Start of Exercise inputs

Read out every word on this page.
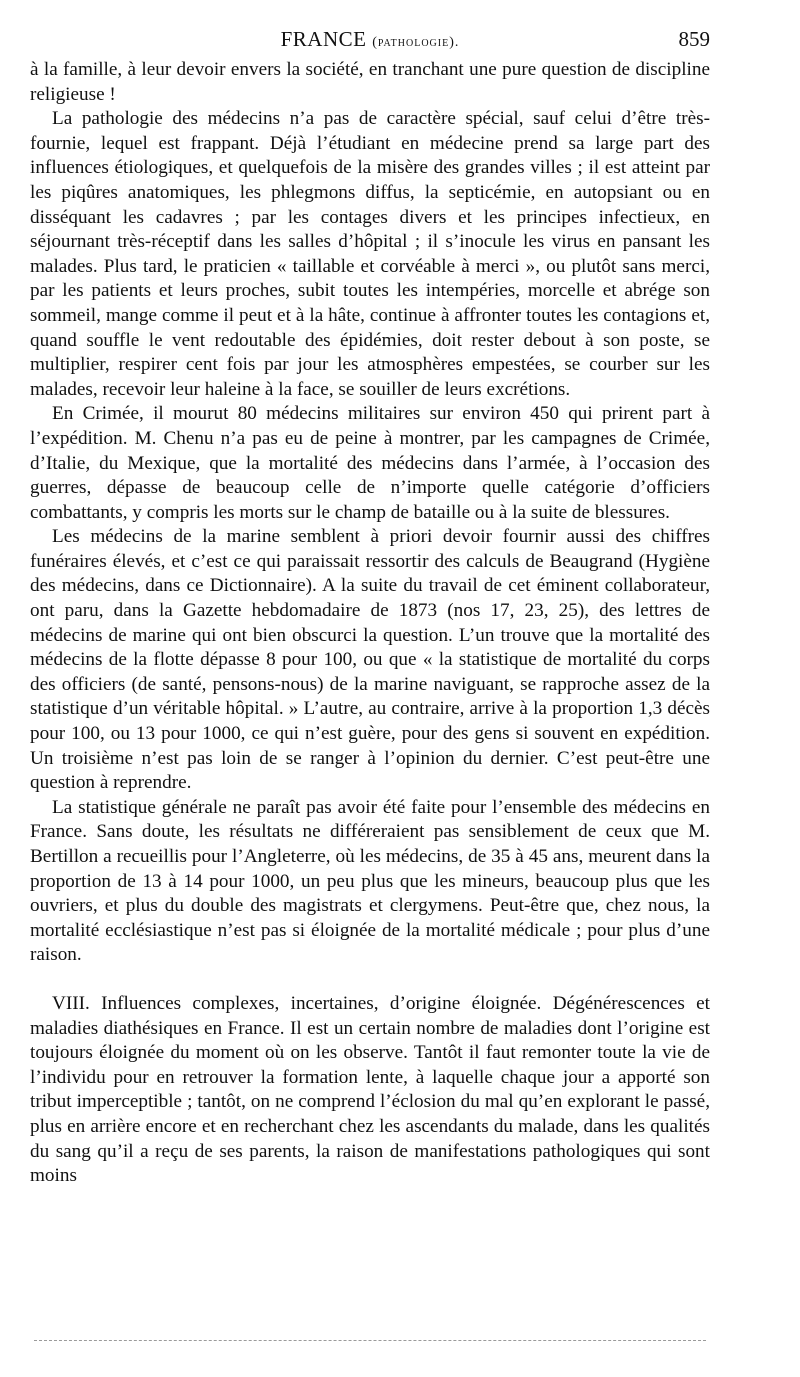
FRANCE (pathologie).	859

à la famille, à leur devoir envers la société, en tranchant une pure question de discipline religieuse !

La pathologie des médecins n’a pas de caractère spécial, sauf celui d’être très-fournie, lequel est frappant. Déjà l’étudiant en médecine prend sa large part des influences étiologiques, et quelquefois de la misère des grandes villes ; il est atteint par les piqûres anatomiques, les phlegmons diffus, la septicémie, en autopsiant ou en disséquant les cadavres ; par les contages divers et les principes infectieux, en séjournant très-réceptif dans les salles d’hôpital ; il s’inocule les virus en pansant les malades. Plus tard, le praticien « taillable et corvéable à merci », ou plutôt sans merci, par les patients et leurs proches, subit toutes les intempéries, morcelle et abrége son sommeil, mange comme il peut et à la hâte, continue à affronter toutes les contagions et, quand souffle le vent redoutable des épidémies, doit rester debout à son poste, se multiplier, respirer cent fois par jour les atmosphères empestées, se courber sur les malades, recevoir leur haleine à la face, se souiller de leurs excrétions.

En Crimée, il mourut 80 médecins militaires sur environ 450 qui prirent part à l’expédition. M. Chenu n’a pas eu de peine à montrer, par les campagnes de Crimée, d’Italie, du Mexique, que la mortalité des médecins dans l’armée, à l’occasion des guerres, dépasse de beaucoup celle de n’importe quelle catégorie d’officiers combattants, y compris les morts sur le champ de bataille ou à la suite de blessures.

Les médecins de la marine semblent à priori devoir fournir aussi des chiffres funéraires élevés, et c’est ce qui paraissait ressortir des calculs de Beaugrand (Hygiène des médecins, dans ce Dictionnaire). A la suite du travail de cet éminent collaborateur, ont paru, dans la Gazette hebdomadaire de 1873 (nos 17, 23, 25), des lettres de médecins de marine qui ont bien obscurci la question. L’un trouve que la mortalité des médecins de la flotte dépasse 8 pour 100, ou que « la statistique de mortalité du corps des officiers (de santé, pensons-nous) de la marine naviguant, se rapproche assez de la statistique d’un véritable hôpital. » L’autre, au contraire, arrive à la proportion 1,3 décès pour 100, ou 13 pour 1000, ce qui n’est guère, pour des gens si souvent en expédition. Un troisième n’est pas loin de se ranger à l’opinion du dernier. C’est peut-être une question à reprendre.

La statistique générale ne paraît pas avoir été faite pour l’ensemble des médecins en France. Sans doute, les résultats ne différeraient pas sensiblement de ceux que M. Bertillon a recueillis pour l’Angleterre, où les médecins, de 35 à 45 ans, meurent dans la proportion de 13 à 14 pour 1000, un peu plus que les mineurs, beaucoup plus que les ouvriers, et plus du double des magistrats et clergymens. Peut-être que, chez nous, la mortalité ecclésiastique n’est pas si éloignée de la mortalité médicale ; pour plus d’une raison.

VIII. Influences complexes, incertaines, d’origine éloignée. Dégénérescences et maladies diathésiques en France. Il est un certain nombre de maladies dont l’origine est toujours éloignée du moment où on les observe. Tantôt il faut remonter toute la vie de l’individu pour en retrouver la formation lente, à laquelle chaque jour a apporté son tribut imperceptible ; tantôt, on ne comprend l’éclosion du mal qu’en explorant le passé, plus en arrière encore et en recherchant chez les ascendants du malade, dans les qualités du sang qu’il a reçu de ses parents, la raison de manifestations pathologiques qui sont moins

End of Exercise inputs

### [Description of the task]
Please repeat every line of the material above exactly and without its pictures.

### [Response]
Read out every word on this page.
FRANCE (pathologie).	859

à la famille, à leur devoir envers la société, en tranchant une pure question de discipline religieuse !

La pathologie des médecins n’a pas de caractère spécial, sauf celui d’être très-fournie, lequel est frappant. Déjà l’étudiant en médecine prend sa large part des influences étiologiques, et quelquefois de la misère des grandes villes ; il est atteint par les piqûres anatomiques, les phlegmons diffus, la septicémie, en autopsiant ou en disséquant les cadavres ; par les contages divers et les principes infectieux, en séjournant très-réceptif dans les salles d’hôpital ; il s’inocule les virus en pansant les malades. Plus tard, le praticien « taillable et corvéable à merci », ou plutôt sans merci, par les patients et leurs proches, subit toutes les intempéries, morcelle et abrége son sommeil, mange comme il peut et à la hâte, continue à affronter toutes les contagions et, quand souffle le vent redoutable des épidémies, doit rester debout à son poste, se multiplier, respirer cent fois par jour les atmosphères empestées, se courber sur les malades, recevoir leur haleine à la face, se souiller de leurs excrétions.

En Crimée, il mourut 80 médecins militaires sur environ 450 qui prirent part à l’expédition. M. Chenu n’a pas eu de peine à montrer, par les campagnes de Crimée, d’Italie, du Mexique, que la mortalité des médecins dans l’armée, à l’occasion des guerres, dépasse de beaucoup celle de n’importe quelle catégorie d’officiers combattants, y compris les morts sur le champ de bataille ou à la suite de blessures.

Les médecins de la marine semblent à priori devoir fournir aussi des chiffres funéraires élevés, et c’est ce qui paraissait ressortir des calculs de Beaugrand (Hygiène des médecins, dans ce Dictionnaire). A la suite du travail de cet éminent collaborateur, ont paru, dans la Gazette hebdomadaire de 1873 (nos 17, 23, 25), des lettres de médecins de marine qui ont bien obscurci la question. L’un trouve que la mortalité des médecins de la flotte dépasse 8 pour 100, ou que « la statistique de mortalité du corps des officiers (de santé, pensons-nous) de la marine naviguant, se rapproche assez de la statistique d’un véritable hôpital. » L’autre, au contraire, arrive à la proportion 1,3 décès pour 100, ou 13 pour 1000, ce qui n’est guère, pour des gens si souvent en expédition. Un troisième n’est pas loin de se ranger à l’opinion du dernier. C’est peut-être une question à reprendre.

La statistique générale ne paraît pas avoir été faite pour l’ensemble des médecins en France. Sans doute, les résultats ne différeraient pas sensiblement de ceux que M. Bertillon a recueillis pour l’Angleterre, où les médecins, de 35 à 45 ans, meurent dans la proportion de 13 à 14 pour 1000, un peu plus que les mineurs, beaucoup plus que les ouvriers, et plus du double des magistrats et clergymens. Peut-être que, chez nous, la mortalité ecclésiastique n’est pas si éloignée de la mortalité médicale ; pour plus d’une raison.

VIII. Influences complexes, incertaines, d’origine éloignée. Dégénérescences et maladies diathésiques en France. Il est un certain nombre de maladies dont l’origine est toujours éloignée du moment où on les observe. Tantôt il faut remonter toute la vie de l’individu pour en retrouver la formation lente, à laquelle chaque jour a apporté son tribut imperceptible ; tantôt, on ne comprend l’éclosion du mal qu’en explorant le passé, plus en arrière encore et en recherchant chez les ascendants du malade, dans les qualités du sang qu’il a reçu de ses parents, la raison de manifestations pathologiques qui sont moins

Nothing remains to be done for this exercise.